* [Work to complete]
State the count of lines below in which the word "editeur" appears, and add nothing.

* [Task inputs]
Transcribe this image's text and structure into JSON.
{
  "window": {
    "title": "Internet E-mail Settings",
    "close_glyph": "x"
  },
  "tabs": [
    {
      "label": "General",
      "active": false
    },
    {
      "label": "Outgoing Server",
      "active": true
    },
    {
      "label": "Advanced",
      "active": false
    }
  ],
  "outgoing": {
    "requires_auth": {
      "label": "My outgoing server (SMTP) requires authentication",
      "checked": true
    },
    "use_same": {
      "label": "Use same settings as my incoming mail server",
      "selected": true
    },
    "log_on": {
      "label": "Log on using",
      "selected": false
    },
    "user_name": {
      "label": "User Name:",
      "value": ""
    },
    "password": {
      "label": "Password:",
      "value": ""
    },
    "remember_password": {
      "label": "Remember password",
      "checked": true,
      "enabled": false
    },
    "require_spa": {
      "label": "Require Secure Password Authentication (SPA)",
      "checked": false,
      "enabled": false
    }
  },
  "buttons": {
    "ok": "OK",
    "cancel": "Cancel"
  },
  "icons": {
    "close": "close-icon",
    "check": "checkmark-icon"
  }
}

---

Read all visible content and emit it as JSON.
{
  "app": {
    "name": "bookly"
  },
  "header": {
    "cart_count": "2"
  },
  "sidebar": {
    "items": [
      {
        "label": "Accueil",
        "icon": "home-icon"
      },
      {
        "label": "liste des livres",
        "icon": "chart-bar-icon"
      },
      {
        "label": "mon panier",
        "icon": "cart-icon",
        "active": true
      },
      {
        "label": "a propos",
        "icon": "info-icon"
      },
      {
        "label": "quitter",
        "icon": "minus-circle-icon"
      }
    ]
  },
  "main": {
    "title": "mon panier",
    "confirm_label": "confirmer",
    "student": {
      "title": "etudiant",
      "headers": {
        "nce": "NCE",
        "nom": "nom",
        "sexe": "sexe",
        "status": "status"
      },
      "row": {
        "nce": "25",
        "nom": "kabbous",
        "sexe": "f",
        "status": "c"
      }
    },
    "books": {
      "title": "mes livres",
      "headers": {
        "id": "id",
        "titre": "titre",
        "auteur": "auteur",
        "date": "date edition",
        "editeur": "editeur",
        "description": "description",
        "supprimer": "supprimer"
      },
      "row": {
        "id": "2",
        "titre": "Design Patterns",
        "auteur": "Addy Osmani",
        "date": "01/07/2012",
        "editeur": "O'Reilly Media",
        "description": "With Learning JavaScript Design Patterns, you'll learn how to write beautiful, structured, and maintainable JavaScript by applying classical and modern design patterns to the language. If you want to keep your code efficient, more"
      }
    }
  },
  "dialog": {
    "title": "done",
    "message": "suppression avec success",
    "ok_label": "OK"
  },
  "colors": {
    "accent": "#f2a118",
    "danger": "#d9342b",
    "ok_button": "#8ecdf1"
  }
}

* [Exercise output]
2